**Set task:** Leave out the pictures and repeat the data exactly.

**Given data:**
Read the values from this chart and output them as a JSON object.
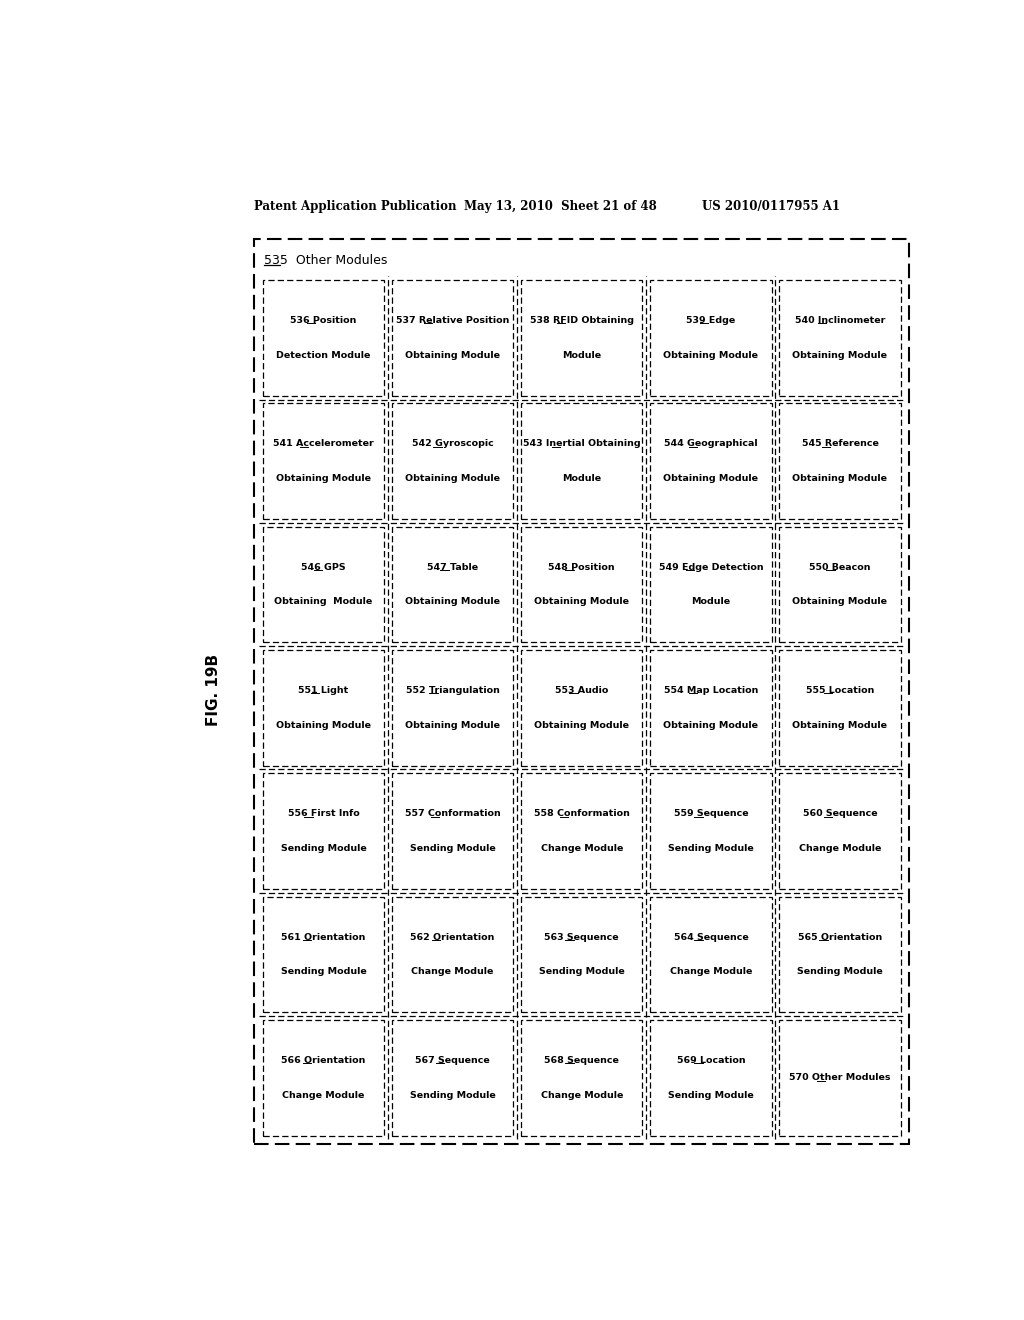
{
  "header_left": "Patent Application Publication",
  "header_mid": "May 13, 2010  Sheet 21 of 48",
  "header_right": "US 2010/0117955 A1",
  "fig_label": "FIG. 19B",
  "outer_label": "535  Other Modules",
  "bg_color": "#ffffff",
  "modules": [
    [
      "536 Position\nDetection Module",
      "537 Relative Position\nObtaining Module",
      "538 RFID Obtaining\nModule",
      "539 Edge\nObtaining Module",
      "540 Inclinometer\nObtaining Module"
    ],
    [
      "541 Accelerometer\nObtaining Module",
      "542 Gyroscopic\nObtaining Module",
      "543 Inertial Obtaining\nModule",
      "544 Geographical\nObtaining Module",
      "545 Reference\nObtaining Module"
    ],
    [
      "546 GPS\nObtaining  Module",
      "547 Table\nObtaining Module",
      "548 Position\nObtaining Module",
      "549 Edge Detection\nModule",
      "550 Beacon\nObtaining Module"
    ],
    [
      "551 Light\nObtaining Module",
      "552 Triangulation\nObtaining Module",
      "553 Audio\nObtaining Module",
      "554 Map Location\nObtaining Module",
      "555 Location\nObtaining Module"
    ],
    [
      "556 First Info\nSending Module",
      "557 Conformation\nSending Module",
      "558 Conformation\nChange Module",
      "559 Sequence\nSending Module",
      "560 Sequence\nChange Module"
    ],
    [
      "561 Orientation\nSending Module",
      "562 Orientation\nChange Module",
      "563 Sequence\nSending Module",
      "564 Sequence\nChange Module",
      "565 Orientation\nSending Module"
    ],
    [
      "566 Orientation\nChange Module",
      "567 Sequence\nSending Module",
      "568 Sequence\nChange Module",
      "569 Location\nSending Module",
      "570 Other Modules"
    ]
  ],
  "underline_ids": [
    "536",
    "541",
    "546",
    "551",
    "556",
    "561",
    "566",
    "537",
    "542",
    "547",
    "552",
    "557",
    "562",
    "567",
    "538",
    "543",
    "548",
    "553",
    "558",
    "563",
    "568",
    "539",
    "544",
    "549",
    "554",
    "559",
    "564",
    "569",
    "540",
    "545",
    "550",
    "555",
    "560",
    "565",
    "570"
  ]
}
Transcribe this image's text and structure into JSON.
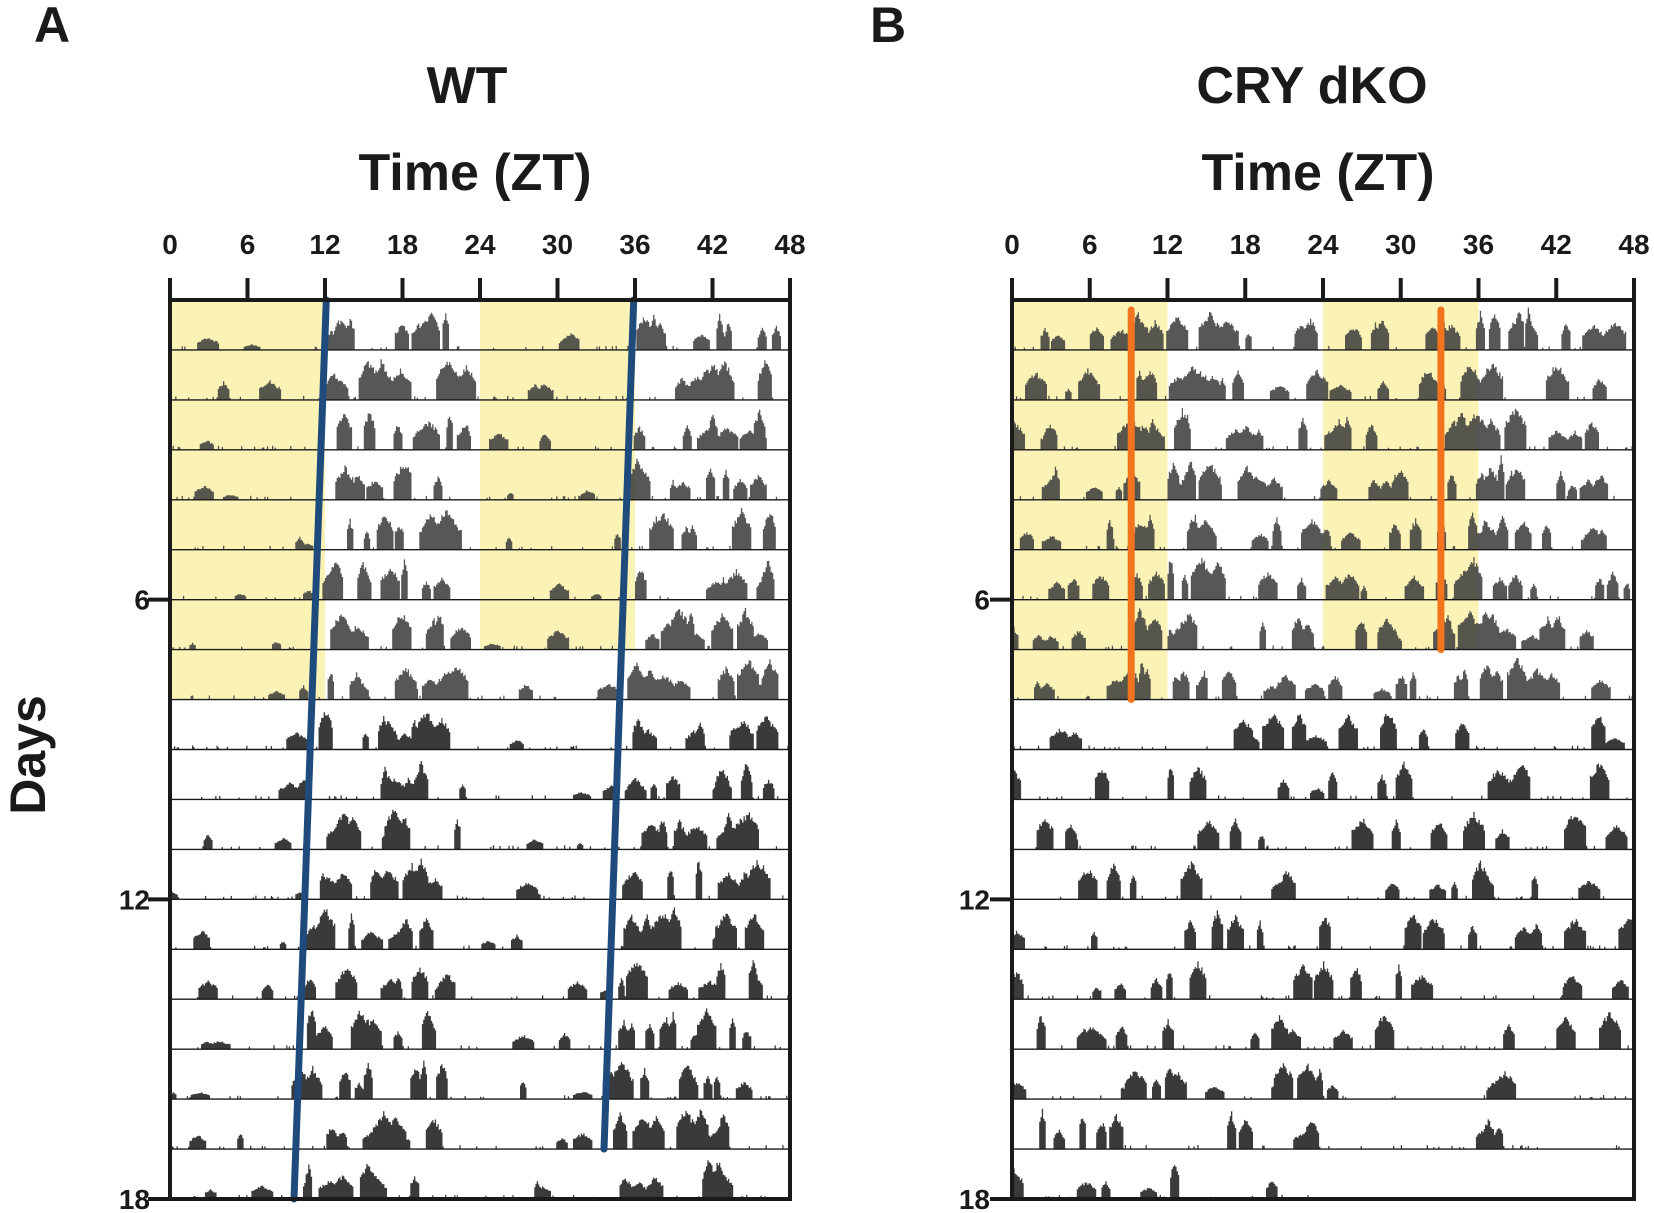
{
  "figure_labels": {
    "a": "A",
    "b": "B",
    "ylabel": "Days"
  },
  "colors": {
    "light_phase": "#fbf3b6",
    "activity": "#3a3a3a",
    "axis": "#1a1a1a",
    "wt_fit_line": "#1f4a7c",
    "dko_fit_line": "#f2741f"
  },
  "chart_data": [
    {
      "type": "actogram",
      "panel": "A",
      "title": "WT",
      "xlabel": "Time (ZT)",
      "ylabel": "Days",
      "x_ticks": [
        "0",
        "6",
        "12",
        "18",
        "24",
        "30",
        "36",
        "42",
        "48"
      ],
      "xlim": [
        0,
        48
      ],
      "y_ticks": [
        "6",
        "12",
        "18"
      ],
      "ylim": [
        0,
        18
      ],
      "rows": 18,
      "light_dark_entrainment_days": 8,
      "light_phase_zt": [
        [
          0,
          12
        ],
        [
          24,
          36
        ]
      ],
      "activity_onset_fit": [
        {
          "name": "onset-left",
          "points": [
            [
              12.1,
              0
            ],
            [
              9.6,
              18
            ]
          ]
        },
        {
          "name": "onset-right",
          "points": [
            [
              35.9,
              0
            ],
            [
              33.6,
              17
            ]
          ]
        }
      ]
    },
    {
      "type": "actogram",
      "panel": "B",
      "title": "CRY dKO",
      "xlabel": "Time (ZT)",
      "ylabel": "Days",
      "x_ticks": [
        "0",
        "6",
        "12",
        "18",
        "24",
        "30",
        "36",
        "42",
        "48"
      ],
      "xlim": [
        0,
        48
      ],
      "y_ticks": [
        "6",
        "12",
        "18"
      ],
      "ylim": [
        0,
        18
      ],
      "rows": 18,
      "last_row_xmax": 24,
      "light_dark_entrainment_days": 8,
      "light_phase_zt": [
        [
          0,
          12
        ],
        [
          24,
          36
        ]
      ],
      "activity_onset_fit": [
        {
          "name": "onset-left",
          "points": [
            [
              9.2,
              0.2
            ],
            [
              9.2,
              8
            ]
          ]
        },
        {
          "name": "onset-right",
          "points": [
            [
              33.1,
              0.2
            ],
            [
              33.1,
              7
            ]
          ]
        }
      ]
    }
  ]
}
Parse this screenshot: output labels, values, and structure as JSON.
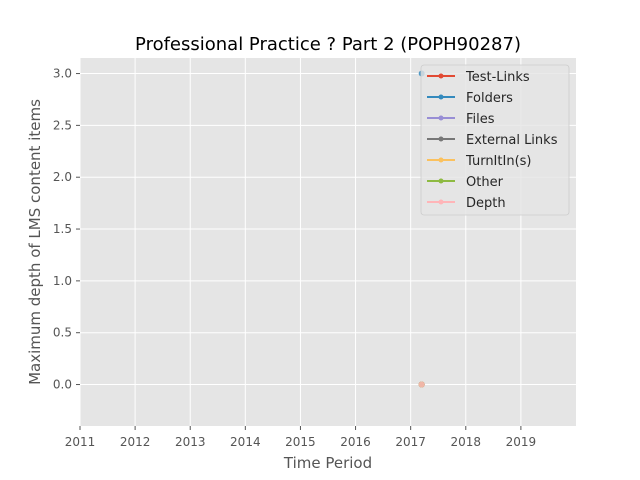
{
  "chart_data": {
    "type": "line",
    "title": "Professional Practice ? Part 2 (POPH90287)",
    "xlabel": "Time Period",
    "ylabel": "Maximum depth of LMS content items",
    "xlim": [
      2011,
      2020
    ],
    "ylim": [
      -0.4,
      3.15
    ],
    "x_ticks": [
      2011,
      2012,
      2013,
      2014,
      2015,
      2016,
      2017,
      2018,
      2019
    ],
    "y_ticks": [
      0.0,
      0.5,
      1.0,
      1.5,
      2.0,
      2.5,
      3.0
    ],
    "x_tick_labels": [
      "2011",
      "2012",
      "2013",
      "2014",
      "2015",
      "2016",
      "2017",
      "2018",
      "2019"
    ],
    "y_tick_labels": [
      "0.0",
      "0.5",
      "1.0",
      "1.5",
      "2.0",
      "2.5",
      "3.0"
    ],
    "grid": true,
    "legend_position": "top-right",
    "series": [
      {
        "name": "Test-Links",
        "color": "#E24A33",
        "points": [
          [
            2017.2,
            0
          ]
        ]
      },
      {
        "name": "Folders",
        "color": "#348ABD",
        "points": [
          [
            2017.2,
            3
          ]
        ]
      },
      {
        "name": "Files",
        "color": "#988ED5",
        "points": [
          [
            2017.2,
            0
          ]
        ]
      },
      {
        "name": "External Links",
        "color": "#777777",
        "points": [
          [
            2017.2,
            0
          ]
        ]
      },
      {
        "name": "TurnItIn(s)",
        "color": "#FBC15E",
        "points": [
          [
            2017.2,
            0
          ]
        ]
      },
      {
        "name": "Other",
        "color": "#8EBA42",
        "points": [
          [
            2017.2,
            0
          ]
        ]
      },
      {
        "name": "Depth",
        "color": "#FFB5B8",
        "points": [
          [
            2017.2,
            0
          ]
        ]
      }
    ]
  }
}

**Response to this exercise:**
Read the values from this chart and output them as a JSON object.
{
  "header_left": "Patent Application Publication",
  "header_mid": "May 13, 2010  Sheet 21 of 48",
  "header_right": "US 2010/0117955 A1",
  "fig_label": "FIG. 19B",
  "outer_label": "535  Other Modules",
  "bg_color": "#ffffff",
  "modules": [
    [
      "536 Position\nDetection Module",
      "537 Relative Position\nObtaining Module",
      "538 RFID Obtaining\nModule",
      "539 Edge\nObtaining Module",
      "540 Inclinometer\nObtaining Module"
    ],
    [
      "541 Accelerometer\nObtaining Module",
      "542 Gyroscopic\nObtaining Module",
      "543 Inertial Obtaining\nModule",
      "544 Geographical\nObtaining Module",
      "545 Reference\nObtaining Module"
    ],
    [
      "546 GPS\nObtaining  Module",
      "547 Table\nObtaining Module",
      "548 Position\nObtaining Module",
      "549 Edge Detection\nModule",
      "550 Beacon\nObtaining Module"
    ],
    [
      "551 Light\nObtaining Module",
      "552 Triangulation\nObtaining Module",
      "553 Audio\nObtaining Module",
      "554 Map Location\nObtaining Module",
      "555 Location\nObtaining Module"
    ],
    [
      "556 First Info\nSending Module",
      "557 Conformation\nSending Module",
      "558 Conformation\nChange Module",
      "559 Sequence\nSending Module",
      "560 Sequence\nChange Module"
    ],
    [
      "561 Orientation\nSending Module",
      "562 Orientation\nChange Module",
      "563 Sequence\nSending Module",
      "564 Sequence\nChange Module",
      "565 Orientation\nSending Module"
    ],
    [
      "566 Orientation\nChange Module",
      "567 Sequence\nSending Module",
      "568 Sequence\nChange Module",
      "569 Location\nSending Module",
      "570 Other Modules"
    ]
  ],
  "underline_ids": [
    "536",
    "541",
    "546",
    "551",
    "556",
    "561",
    "566",
    "537",
    "542",
    "547",
    "552",
    "557",
    "562",
    "567",
    "538",
    "543",
    "548",
    "553",
    "558",
    "563",
    "568",
    "539",
    "544",
    "549",
    "554",
    "559",
    "564",
    "569",
    "540",
    "545",
    "550",
    "555",
    "560",
    "565",
    "570"
  ]
}
Transcribe this image's text and structure into JSON.
{
  "figure_labels": {
    "a": "A",
    "b": "B",
    "ylabel": "Days"
  },
  "colors": {
    "light_phase": "#fbf3b6",
    "activity": "#3a3a3a",
    "axis": "#1a1a1a",
    "wt_fit_line": "#1f4a7c",
    "dko_fit_line": "#f2741f"
  },
  "chart_data": [
    {
      "type": "actogram",
      "panel": "A",
      "title": "WT",
      "xlabel": "Time (ZT)",
      "ylabel": "Days",
      "x_ticks": [
        "0",
        "6",
        "12",
        "18",
        "24",
        "30",
        "36",
        "42",
        "48"
      ],
      "xlim": [
        0,
        48
      ],
      "y_ticks": [
        "6",
        "12",
        "18"
      ],
      "ylim": [
        0,
        18
      ],
      "rows": 18,
      "light_dark_entrainment_days": 8,
      "light_phase_zt": [
        [
          0,
          12
        ],
        [
          24,
          36
        ]
      ],
      "activity_onset_fit": [
        {
          "name": "onset-left",
          "points": [
            [
              12.1,
              0
            ],
            [
              9.6,
              18
            ]
          ]
        },
        {
          "name": "onset-right",
          "points": [
            [
              35.9,
              0
            ],
            [
              33.6,
              17
            ]
          ]
        }
      ]
    },
    {
      "type": "actogram",
      "panel": "B",
      "title": "CRY dKO",
      "xlabel": "Time (ZT)",
      "ylabel": "Days",
      "x_ticks": [
        "0",
        "6",
        "12",
        "18",
        "24",
        "30",
        "36",
        "42",
        "48"
      ],
      "xlim": [
        0,
        48
      ],
      "y_ticks": [
        "6",
        "12",
        "18"
      ],
      "ylim": [
        0,
        18
      ],
      "rows": 18,
      "last_row_xmax": 24,
      "light_dark_entrainment_days": 8,
      "light_phase_zt": [
        [
          0,
          12
        ],
        [
          24,
          36
        ]
      ],
      "activity_onset_fit": [
        {
          "name": "onset-left",
          "points": [
            [
              9.2,
              0.2
            ],
            [
              9.2,
              8
            ]
          ]
        },
        {
          "name": "onset-right",
          "points": [
            [
              33.1,
              0.2
            ],
            [
              33.1,
              7
            ]
          ]
        }
      ]
    }
  ]
}
Parse this screenshot: output labels, values, and structure as JSON.
{
  "chart_data": {
    "type": "line",
    "title": "Professional Practice ? Part 2 (POPH90287)",
    "xlabel": "Time Period",
    "ylabel": "Maximum depth of LMS content items",
    "xlim": [
      2011,
      2020
    ],
    "ylim": [
      -0.4,
      3.15
    ],
    "x_ticks": [
      2011,
      2012,
      2013,
      2014,
      2015,
      2016,
      2017,
      2018,
      2019
    ],
    "y_ticks": [
      0.0,
      0.5,
      1.0,
      1.5,
      2.0,
      2.5,
      3.0
    ],
    "x_tick_labels": [
      "2011",
      "2012",
      "2013",
      "2014",
      "2015",
      "2016",
      "2017",
      "2018",
      "2019"
    ],
    "y_tick_labels": [
      "0.0",
      "0.5",
      "1.0",
      "1.5",
      "2.0",
      "2.5",
      "3.0"
    ],
    "grid": true,
    "legend_position": "top-right",
    "series": [
      {
        "name": "Test-Links",
        "color": "#E24A33",
        "points": [
          [
            2017.2,
            0
          ]
        ]
      },
      {
        "name": "Folders",
        "color": "#348ABD",
        "points": [
          [
            2017.2,
            3
          ]
        ]
      },
      {
        "name": "Files",
        "color": "#988ED5",
        "points": [
          [
            2017.2,
            0
          ]
        ]
      },
      {
        "name": "External Links",
        "color": "#777777",
        "points": [
          [
            2017.2,
            0
          ]
        ]
      },
      {
        "name": "TurnItIn(s)",
        "color": "#FBC15E",
        "points": [
          [
            2017.2,
            0
          ]
        ]
      },
      {
        "name": "Other",
        "color": "#8EBA42",
        "points": [
          [
            2017.2,
            0
          ]
        ]
      },
      {
        "name": "Depth",
        "color": "#FFB5B8",
        "points": [
          [
            2017.2,
            0
          ]
        ]
      }
    ]
  }
}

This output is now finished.